═══ Provided records ═══
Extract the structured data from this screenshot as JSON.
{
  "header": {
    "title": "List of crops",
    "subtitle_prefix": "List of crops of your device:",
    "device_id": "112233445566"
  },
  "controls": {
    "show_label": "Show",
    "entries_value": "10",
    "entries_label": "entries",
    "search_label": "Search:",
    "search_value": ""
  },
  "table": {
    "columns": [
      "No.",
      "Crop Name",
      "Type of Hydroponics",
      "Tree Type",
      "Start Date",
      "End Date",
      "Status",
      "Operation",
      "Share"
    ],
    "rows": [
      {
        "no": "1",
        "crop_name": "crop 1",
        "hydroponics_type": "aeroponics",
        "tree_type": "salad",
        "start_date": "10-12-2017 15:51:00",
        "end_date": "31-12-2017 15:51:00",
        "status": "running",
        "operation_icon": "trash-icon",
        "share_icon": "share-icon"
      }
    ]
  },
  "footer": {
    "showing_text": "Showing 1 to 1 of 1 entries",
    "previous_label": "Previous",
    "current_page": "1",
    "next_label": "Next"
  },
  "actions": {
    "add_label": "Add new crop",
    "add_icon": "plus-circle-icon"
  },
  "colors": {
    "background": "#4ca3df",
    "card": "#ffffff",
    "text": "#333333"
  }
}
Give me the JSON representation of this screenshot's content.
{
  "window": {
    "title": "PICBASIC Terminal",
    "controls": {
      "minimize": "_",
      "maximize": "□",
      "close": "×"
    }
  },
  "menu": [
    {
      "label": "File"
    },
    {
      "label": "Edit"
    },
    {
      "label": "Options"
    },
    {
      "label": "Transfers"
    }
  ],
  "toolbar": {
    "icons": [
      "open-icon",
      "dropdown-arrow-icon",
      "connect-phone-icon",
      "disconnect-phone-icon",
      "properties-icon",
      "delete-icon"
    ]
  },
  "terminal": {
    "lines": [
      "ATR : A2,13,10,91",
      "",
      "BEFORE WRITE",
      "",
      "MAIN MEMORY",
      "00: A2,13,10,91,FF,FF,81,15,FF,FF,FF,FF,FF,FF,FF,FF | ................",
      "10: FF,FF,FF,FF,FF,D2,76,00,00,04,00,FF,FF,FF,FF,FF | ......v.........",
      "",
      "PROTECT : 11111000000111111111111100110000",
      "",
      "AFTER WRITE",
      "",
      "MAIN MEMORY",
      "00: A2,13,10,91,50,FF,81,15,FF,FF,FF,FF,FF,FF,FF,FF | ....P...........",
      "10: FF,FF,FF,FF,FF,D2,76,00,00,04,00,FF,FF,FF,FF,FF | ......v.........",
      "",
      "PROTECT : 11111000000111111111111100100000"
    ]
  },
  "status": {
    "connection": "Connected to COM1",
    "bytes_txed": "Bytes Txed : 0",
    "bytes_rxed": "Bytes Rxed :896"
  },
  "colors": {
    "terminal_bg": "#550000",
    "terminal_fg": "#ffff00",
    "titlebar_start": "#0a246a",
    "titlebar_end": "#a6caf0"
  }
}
═══
═══ Provided records ═══
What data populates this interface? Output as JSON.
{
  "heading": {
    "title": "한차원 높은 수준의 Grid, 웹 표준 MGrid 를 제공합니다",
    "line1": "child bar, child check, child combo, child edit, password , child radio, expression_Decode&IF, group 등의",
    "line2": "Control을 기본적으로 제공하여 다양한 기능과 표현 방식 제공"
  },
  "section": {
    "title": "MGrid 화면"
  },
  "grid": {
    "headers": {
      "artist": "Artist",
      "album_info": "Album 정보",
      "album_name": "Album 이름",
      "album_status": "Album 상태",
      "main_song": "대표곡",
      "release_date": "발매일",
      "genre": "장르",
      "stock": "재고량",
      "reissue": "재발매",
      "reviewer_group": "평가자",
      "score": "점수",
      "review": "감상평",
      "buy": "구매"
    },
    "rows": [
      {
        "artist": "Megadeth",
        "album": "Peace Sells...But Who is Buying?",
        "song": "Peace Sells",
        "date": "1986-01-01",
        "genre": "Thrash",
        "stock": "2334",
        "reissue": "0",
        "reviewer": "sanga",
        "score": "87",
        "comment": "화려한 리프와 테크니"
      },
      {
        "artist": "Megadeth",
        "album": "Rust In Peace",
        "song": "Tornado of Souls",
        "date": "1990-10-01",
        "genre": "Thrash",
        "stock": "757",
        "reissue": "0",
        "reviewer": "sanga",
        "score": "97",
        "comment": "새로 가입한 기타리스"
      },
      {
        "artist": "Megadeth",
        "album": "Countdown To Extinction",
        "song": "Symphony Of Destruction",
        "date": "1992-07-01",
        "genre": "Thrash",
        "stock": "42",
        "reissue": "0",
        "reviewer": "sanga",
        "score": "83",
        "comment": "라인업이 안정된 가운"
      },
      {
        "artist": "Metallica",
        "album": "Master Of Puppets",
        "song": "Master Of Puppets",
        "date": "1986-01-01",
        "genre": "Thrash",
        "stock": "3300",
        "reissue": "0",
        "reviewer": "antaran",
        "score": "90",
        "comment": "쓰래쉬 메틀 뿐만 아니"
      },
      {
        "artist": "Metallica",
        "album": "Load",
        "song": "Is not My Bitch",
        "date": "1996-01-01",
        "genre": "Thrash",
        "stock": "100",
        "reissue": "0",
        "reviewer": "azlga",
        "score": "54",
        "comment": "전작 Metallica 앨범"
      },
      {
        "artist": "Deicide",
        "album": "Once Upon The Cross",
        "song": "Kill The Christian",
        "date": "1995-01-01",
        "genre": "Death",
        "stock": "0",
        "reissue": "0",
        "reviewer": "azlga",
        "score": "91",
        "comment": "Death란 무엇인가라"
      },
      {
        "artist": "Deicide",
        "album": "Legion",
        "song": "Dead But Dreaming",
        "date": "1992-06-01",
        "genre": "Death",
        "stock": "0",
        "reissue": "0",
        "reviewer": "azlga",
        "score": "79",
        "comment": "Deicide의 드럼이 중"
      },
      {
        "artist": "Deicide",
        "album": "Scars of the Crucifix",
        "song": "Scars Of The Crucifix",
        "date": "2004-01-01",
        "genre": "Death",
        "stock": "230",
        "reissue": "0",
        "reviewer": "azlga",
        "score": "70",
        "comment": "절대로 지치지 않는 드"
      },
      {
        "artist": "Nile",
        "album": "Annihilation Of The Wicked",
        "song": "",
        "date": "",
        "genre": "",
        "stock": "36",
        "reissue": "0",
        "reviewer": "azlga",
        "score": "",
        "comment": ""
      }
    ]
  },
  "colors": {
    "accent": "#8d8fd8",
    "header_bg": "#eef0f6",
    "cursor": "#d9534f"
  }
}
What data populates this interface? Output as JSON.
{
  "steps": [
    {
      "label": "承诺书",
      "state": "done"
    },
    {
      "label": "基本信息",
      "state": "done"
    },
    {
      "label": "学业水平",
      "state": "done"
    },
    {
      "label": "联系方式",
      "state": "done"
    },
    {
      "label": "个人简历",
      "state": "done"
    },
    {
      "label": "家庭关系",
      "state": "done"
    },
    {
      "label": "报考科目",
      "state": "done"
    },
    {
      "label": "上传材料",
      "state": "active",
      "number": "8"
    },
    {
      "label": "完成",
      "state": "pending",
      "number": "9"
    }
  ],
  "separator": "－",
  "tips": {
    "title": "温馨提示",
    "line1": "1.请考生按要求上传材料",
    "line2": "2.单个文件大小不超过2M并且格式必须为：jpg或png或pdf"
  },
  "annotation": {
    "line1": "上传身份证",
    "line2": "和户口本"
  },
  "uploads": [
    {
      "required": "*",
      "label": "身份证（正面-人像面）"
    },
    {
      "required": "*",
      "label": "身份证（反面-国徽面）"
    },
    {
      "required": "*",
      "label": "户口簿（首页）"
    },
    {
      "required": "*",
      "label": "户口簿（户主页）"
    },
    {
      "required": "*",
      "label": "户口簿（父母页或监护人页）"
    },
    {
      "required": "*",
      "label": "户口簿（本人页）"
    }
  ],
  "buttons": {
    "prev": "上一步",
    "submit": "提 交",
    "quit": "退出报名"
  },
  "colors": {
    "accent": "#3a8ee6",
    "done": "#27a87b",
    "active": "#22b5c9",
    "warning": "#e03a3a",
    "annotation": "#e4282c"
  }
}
═══
_Problem requirements_
Review the preceding data and report every line that includes the string "score".

_Complete answer_
      "score": "점수",
        "score": "87",
        "score": "97",
        "score": "83",
        "score": "90",
        "score": "54",
        "score": "91",
        "score": "79",
        "score": "70",
        "score": "",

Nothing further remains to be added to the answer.